▸ **Given task**: Go through the data and copy every line exactly, but not the images.

▸ **Input**:
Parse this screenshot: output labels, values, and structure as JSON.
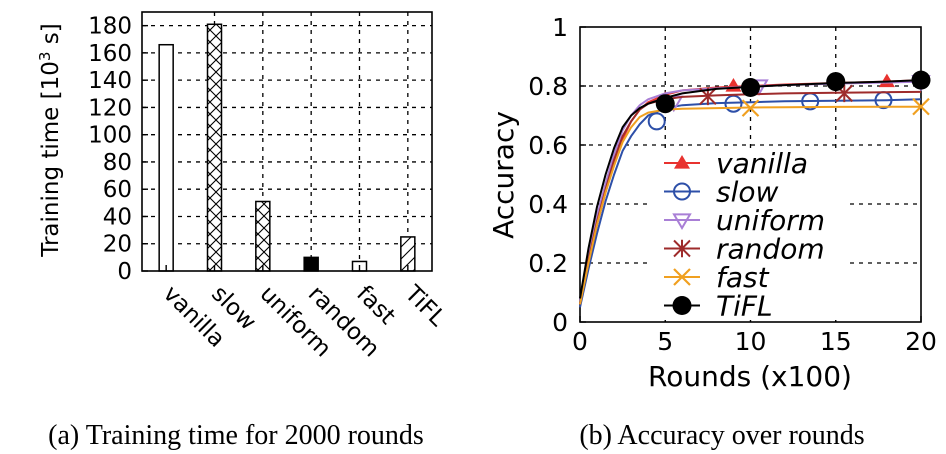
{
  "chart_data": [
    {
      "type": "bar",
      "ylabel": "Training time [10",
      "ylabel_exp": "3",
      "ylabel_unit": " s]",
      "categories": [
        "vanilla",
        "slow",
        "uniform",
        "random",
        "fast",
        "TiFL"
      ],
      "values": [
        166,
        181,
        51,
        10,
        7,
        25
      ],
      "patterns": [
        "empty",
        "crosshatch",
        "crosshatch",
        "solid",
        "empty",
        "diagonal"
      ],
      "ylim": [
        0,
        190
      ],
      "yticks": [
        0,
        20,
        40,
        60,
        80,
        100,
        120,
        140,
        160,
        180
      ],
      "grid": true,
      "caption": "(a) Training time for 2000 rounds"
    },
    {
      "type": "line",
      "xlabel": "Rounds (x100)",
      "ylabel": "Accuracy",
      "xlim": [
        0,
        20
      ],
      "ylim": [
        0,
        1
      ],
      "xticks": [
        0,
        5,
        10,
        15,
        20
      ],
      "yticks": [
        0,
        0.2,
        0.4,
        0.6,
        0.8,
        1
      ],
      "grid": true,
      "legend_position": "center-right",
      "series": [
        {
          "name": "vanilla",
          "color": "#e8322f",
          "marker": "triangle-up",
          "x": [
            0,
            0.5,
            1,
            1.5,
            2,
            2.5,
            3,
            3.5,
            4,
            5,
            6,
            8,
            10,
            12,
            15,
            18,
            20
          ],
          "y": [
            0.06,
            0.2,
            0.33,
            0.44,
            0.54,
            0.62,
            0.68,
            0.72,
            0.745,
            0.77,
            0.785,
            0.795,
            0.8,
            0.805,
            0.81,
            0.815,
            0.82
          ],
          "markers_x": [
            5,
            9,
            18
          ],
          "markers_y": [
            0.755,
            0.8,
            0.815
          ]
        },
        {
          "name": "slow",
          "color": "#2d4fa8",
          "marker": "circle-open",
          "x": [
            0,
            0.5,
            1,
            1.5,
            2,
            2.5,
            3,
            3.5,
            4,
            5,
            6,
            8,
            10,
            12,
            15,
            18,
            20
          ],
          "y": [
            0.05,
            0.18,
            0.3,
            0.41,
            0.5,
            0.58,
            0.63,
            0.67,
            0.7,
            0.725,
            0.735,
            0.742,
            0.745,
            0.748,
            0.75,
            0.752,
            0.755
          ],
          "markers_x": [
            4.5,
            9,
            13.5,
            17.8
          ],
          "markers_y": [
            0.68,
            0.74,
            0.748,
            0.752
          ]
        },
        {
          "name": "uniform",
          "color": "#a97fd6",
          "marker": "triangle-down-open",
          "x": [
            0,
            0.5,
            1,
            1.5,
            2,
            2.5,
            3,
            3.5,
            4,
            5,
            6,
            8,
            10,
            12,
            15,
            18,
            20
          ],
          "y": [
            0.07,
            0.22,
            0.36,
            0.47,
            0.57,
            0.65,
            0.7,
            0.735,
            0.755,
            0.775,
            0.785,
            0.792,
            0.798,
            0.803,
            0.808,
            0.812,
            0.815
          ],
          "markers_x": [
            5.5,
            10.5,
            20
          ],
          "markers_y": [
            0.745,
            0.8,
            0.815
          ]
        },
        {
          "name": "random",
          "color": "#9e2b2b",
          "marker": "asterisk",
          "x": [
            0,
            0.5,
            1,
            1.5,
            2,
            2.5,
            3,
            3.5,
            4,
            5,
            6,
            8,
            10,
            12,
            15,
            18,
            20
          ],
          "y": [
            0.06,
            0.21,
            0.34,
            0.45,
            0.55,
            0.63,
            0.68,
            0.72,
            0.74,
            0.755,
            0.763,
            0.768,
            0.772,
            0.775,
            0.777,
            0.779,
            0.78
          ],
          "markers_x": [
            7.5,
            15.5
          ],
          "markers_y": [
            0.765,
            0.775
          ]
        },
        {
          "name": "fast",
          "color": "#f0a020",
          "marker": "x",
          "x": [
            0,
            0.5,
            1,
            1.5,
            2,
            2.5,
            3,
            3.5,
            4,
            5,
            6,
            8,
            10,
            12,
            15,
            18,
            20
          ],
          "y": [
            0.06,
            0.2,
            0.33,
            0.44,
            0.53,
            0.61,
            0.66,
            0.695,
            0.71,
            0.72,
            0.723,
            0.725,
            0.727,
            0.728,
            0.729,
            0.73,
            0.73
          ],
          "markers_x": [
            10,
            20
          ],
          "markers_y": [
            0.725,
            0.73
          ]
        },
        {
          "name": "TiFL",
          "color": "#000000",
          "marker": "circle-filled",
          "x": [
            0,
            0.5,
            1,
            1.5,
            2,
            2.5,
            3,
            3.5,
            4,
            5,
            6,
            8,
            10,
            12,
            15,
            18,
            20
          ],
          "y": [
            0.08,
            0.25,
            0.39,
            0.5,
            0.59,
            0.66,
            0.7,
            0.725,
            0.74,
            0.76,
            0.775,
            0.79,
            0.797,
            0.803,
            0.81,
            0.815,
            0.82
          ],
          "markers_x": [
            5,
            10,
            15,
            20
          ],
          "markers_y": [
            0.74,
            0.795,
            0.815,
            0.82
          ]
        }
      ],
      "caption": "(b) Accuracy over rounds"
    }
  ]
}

▸ **Finished task**:
Parse this screenshot: output labels, values, and structure as JSON.
{
  "chart_data": [
    {
      "type": "bar",
      "ylabel": "Training time [10",
      "ylabel_exp": "3",
      "ylabel_unit": " s]",
      "categories": [
        "vanilla",
        "slow",
        "uniform",
        "random",
        "fast",
        "TiFL"
      ],
      "values": [
        166,
        181,
        51,
        10,
        7,
        25
      ],
      "patterns": [
        "empty",
        "crosshatch",
        "crosshatch",
        "solid",
        "empty",
        "diagonal"
      ],
      "ylim": [
        0,
        190
      ],
      "yticks": [
        0,
        20,
        40,
        60,
        80,
        100,
        120,
        140,
        160,
        180
      ],
      "grid": true,
      "caption": "(a) Training time for 2000 rounds"
    },
    {
      "type": "line",
      "xlabel": "Rounds (x100)",
      "ylabel": "Accuracy",
      "xlim": [
        0,
        20
      ],
      "ylim": [
        0,
        1
      ],
      "xticks": [
        0,
        5,
        10,
        15,
        20
      ],
      "yticks": [
        0,
        0.2,
        0.4,
        0.6,
        0.8,
        1
      ],
      "grid": true,
      "legend_position": "center-right",
      "series": [
        {
          "name": "vanilla",
          "color": "#e8322f",
          "marker": "triangle-up",
          "x": [
            0,
            0.5,
            1,
            1.5,
            2,
            2.5,
            3,
            3.5,
            4,
            5,
            6,
            8,
            10,
            12,
            15,
            18,
            20
          ],
          "y": [
            0.06,
            0.2,
            0.33,
            0.44,
            0.54,
            0.62,
            0.68,
            0.72,
            0.745,
            0.77,
            0.785,
            0.795,
            0.8,
            0.805,
            0.81,
            0.815,
            0.82
          ],
          "markers_x": [
            5,
            9,
            18
          ],
          "markers_y": [
            0.755,
            0.8,
            0.815
          ]
        },
        {
          "name": "slow",
          "color": "#2d4fa8",
          "marker": "circle-open",
          "x": [
            0,
            0.5,
            1,
            1.5,
            2,
            2.5,
            3,
            3.5,
            4,
            5,
            6,
            8,
            10,
            12,
            15,
            18,
            20
          ],
          "y": [
            0.05,
            0.18,
            0.3,
            0.41,
            0.5,
            0.58,
            0.63,
            0.67,
            0.7,
            0.725,
            0.735,
            0.742,
            0.745,
            0.748,
            0.75,
            0.752,
            0.755
          ],
          "markers_x": [
            4.5,
            9,
            13.5,
            17.8
          ],
          "markers_y": [
            0.68,
            0.74,
            0.748,
            0.752
          ]
        },
        {
          "name": "uniform",
          "color": "#a97fd6",
          "marker": "triangle-down-open",
          "x": [
            0,
            0.5,
            1,
            1.5,
            2,
            2.5,
            3,
            3.5,
            4,
            5,
            6,
            8,
            10,
            12,
            15,
            18,
            20
          ],
          "y": [
            0.07,
            0.22,
            0.36,
            0.47,
            0.57,
            0.65,
            0.7,
            0.735,
            0.755,
            0.775,
            0.785,
            0.792,
            0.798,
            0.803,
            0.808,
            0.812,
            0.815
          ],
          "markers_x": [
            5.5,
            10.5,
            20
          ],
          "markers_y": [
            0.745,
            0.8,
            0.815
          ]
        },
        {
          "name": "random",
          "color": "#9e2b2b",
          "marker": "asterisk",
          "x": [
            0,
            0.5,
            1,
            1.5,
            2,
            2.5,
            3,
            3.5,
            4,
            5,
            6,
            8,
            10,
            12,
            15,
            18,
            20
          ],
          "y": [
            0.06,
            0.21,
            0.34,
            0.45,
            0.55,
            0.63,
            0.68,
            0.72,
            0.74,
            0.755,
            0.763,
            0.768,
            0.772,
            0.775,
            0.777,
            0.779,
            0.78
          ],
          "markers_x": [
            7.5,
            15.5
          ],
          "markers_y": [
            0.765,
            0.775
          ]
        },
        {
          "name": "fast",
          "color": "#f0a020",
          "marker": "x",
          "x": [
            0,
            0.5,
            1,
            1.5,
            2,
            2.5,
            3,
            3.5,
            4,
            5,
            6,
            8,
            10,
            12,
            15,
            18,
            20
          ],
          "y": [
            0.06,
            0.2,
            0.33,
            0.44,
            0.53,
            0.61,
            0.66,
            0.695,
            0.71,
            0.72,
            0.723,
            0.725,
            0.727,
            0.728,
            0.729,
            0.73,
            0.73
          ],
          "markers_x": [
            10,
            20
          ],
          "markers_y": [
            0.725,
            0.73
          ]
        },
        {
          "name": "TiFL",
          "color": "#000000",
          "marker": "circle-filled",
          "x": [
            0,
            0.5,
            1,
            1.5,
            2,
            2.5,
            3,
            3.5,
            4,
            5,
            6,
            8,
            10,
            12,
            15,
            18,
            20
          ],
          "y": [
            0.08,
            0.25,
            0.39,
            0.5,
            0.59,
            0.66,
            0.7,
            0.725,
            0.74,
            0.76,
            0.775,
            0.79,
            0.797,
            0.803,
            0.81,
            0.815,
            0.82
          ],
          "markers_x": [
            5,
            10,
            15,
            20
          ],
          "markers_y": [
            0.74,
            0.795,
            0.815,
            0.82
          ]
        }
      ],
      "caption": "(b) Accuracy over rounds"
    }
  ]
}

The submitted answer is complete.